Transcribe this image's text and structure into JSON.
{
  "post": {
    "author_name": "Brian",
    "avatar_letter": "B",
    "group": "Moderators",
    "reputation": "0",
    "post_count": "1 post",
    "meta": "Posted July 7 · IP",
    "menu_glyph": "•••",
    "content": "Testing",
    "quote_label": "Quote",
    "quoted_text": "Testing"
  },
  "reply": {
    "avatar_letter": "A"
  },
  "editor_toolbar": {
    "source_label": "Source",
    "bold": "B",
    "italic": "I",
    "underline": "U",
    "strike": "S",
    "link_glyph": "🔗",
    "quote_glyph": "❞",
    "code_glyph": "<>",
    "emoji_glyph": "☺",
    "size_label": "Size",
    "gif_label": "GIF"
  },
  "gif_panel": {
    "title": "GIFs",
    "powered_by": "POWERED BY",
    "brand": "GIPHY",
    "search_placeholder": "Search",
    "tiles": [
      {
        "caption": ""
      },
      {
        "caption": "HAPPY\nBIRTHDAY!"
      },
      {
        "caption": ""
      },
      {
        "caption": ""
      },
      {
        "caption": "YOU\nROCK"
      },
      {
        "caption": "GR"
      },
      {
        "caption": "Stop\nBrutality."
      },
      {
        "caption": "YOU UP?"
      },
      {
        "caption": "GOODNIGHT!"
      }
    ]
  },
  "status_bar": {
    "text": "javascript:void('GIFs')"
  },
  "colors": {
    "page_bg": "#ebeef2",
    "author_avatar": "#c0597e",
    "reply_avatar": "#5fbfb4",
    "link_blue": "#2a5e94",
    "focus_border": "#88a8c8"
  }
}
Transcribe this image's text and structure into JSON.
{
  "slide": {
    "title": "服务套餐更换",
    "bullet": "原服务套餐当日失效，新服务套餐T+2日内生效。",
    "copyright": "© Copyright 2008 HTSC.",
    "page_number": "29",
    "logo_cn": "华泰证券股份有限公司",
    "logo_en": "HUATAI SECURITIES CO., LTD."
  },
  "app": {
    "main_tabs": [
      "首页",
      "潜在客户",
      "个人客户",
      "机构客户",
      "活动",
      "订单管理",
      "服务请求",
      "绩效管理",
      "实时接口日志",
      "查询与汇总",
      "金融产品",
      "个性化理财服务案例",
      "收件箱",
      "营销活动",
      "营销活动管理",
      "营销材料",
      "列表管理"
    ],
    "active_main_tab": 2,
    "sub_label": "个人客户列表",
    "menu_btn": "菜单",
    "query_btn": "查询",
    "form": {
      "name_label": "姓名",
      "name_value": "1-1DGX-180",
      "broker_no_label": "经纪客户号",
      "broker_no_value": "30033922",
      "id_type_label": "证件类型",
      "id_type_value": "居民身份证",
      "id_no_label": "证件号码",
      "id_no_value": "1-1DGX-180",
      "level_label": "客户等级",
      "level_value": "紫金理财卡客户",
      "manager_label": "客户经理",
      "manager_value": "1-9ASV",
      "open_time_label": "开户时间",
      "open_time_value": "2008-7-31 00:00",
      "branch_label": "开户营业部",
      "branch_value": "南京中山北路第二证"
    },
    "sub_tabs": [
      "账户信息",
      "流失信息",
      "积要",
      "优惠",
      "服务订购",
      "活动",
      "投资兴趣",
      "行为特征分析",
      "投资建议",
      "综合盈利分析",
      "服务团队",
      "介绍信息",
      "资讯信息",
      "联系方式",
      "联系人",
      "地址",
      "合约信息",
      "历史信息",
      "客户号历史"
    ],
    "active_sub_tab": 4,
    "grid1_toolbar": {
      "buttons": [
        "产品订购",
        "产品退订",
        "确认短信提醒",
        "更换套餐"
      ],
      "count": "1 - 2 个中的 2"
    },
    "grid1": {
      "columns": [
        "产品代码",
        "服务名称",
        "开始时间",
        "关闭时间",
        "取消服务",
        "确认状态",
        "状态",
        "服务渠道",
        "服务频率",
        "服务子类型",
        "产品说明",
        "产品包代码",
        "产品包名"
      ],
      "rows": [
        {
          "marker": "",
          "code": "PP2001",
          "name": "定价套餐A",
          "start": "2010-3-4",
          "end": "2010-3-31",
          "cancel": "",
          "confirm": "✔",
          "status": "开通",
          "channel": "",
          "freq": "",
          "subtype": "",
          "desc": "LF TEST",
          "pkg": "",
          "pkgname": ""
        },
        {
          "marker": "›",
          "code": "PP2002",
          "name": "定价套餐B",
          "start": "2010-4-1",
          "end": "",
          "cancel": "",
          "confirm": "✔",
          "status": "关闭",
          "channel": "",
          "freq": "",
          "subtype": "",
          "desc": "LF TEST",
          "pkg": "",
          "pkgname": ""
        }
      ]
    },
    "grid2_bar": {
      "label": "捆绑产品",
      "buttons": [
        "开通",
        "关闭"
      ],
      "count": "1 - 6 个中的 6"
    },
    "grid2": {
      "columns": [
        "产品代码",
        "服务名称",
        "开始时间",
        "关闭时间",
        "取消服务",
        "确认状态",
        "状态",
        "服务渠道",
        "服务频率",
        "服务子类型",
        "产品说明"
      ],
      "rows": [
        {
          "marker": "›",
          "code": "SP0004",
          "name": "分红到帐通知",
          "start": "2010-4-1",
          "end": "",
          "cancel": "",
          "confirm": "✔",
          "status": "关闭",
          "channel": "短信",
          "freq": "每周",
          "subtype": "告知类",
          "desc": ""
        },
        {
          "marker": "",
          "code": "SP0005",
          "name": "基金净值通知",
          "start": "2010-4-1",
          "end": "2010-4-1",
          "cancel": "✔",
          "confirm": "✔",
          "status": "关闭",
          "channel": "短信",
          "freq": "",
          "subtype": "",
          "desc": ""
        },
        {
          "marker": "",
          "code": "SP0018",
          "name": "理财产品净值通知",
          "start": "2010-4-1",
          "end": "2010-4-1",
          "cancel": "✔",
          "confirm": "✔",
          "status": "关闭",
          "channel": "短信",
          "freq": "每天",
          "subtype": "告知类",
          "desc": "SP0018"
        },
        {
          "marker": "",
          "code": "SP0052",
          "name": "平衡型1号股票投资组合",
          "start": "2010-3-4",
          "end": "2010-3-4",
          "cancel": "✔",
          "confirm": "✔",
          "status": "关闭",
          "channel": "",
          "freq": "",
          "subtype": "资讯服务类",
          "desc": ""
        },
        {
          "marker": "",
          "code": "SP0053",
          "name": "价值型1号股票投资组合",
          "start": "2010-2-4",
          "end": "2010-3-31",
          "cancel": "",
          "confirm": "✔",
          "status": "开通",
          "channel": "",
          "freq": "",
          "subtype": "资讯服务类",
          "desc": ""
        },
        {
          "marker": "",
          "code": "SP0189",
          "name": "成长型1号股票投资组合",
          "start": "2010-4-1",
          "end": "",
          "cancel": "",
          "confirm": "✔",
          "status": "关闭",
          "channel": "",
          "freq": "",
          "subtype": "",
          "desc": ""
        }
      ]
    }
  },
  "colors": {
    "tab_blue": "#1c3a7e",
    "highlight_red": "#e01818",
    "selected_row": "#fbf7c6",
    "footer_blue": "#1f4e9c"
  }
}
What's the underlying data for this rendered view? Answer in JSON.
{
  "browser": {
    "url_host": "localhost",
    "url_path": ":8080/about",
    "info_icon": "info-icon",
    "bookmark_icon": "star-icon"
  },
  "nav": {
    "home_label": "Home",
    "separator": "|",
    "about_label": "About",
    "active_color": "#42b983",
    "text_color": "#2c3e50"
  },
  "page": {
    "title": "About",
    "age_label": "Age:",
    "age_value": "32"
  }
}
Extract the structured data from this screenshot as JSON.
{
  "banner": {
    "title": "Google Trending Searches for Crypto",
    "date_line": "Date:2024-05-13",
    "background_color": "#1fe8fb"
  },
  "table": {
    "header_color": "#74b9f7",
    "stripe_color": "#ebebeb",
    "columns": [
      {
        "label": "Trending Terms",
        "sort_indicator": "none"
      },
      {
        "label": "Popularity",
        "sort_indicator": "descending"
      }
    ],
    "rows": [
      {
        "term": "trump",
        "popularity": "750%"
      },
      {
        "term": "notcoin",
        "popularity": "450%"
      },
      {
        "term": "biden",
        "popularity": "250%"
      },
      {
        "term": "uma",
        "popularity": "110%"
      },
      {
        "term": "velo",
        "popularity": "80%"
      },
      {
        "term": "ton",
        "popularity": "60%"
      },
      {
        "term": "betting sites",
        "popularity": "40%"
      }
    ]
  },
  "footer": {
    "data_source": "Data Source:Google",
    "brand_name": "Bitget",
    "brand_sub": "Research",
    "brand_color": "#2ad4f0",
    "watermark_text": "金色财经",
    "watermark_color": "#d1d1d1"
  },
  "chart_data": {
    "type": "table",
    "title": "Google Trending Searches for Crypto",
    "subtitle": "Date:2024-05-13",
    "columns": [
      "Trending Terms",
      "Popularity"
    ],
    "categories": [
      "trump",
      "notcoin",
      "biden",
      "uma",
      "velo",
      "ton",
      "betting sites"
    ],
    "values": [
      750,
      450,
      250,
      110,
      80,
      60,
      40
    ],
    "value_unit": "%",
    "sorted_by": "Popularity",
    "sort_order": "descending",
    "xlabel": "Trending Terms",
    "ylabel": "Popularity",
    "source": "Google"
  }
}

Exercise requirements
List the lines of the records where "GIFs" occurs.

Written response
    "title": "GIFs",
    "text": "javascript:void('GIFs')"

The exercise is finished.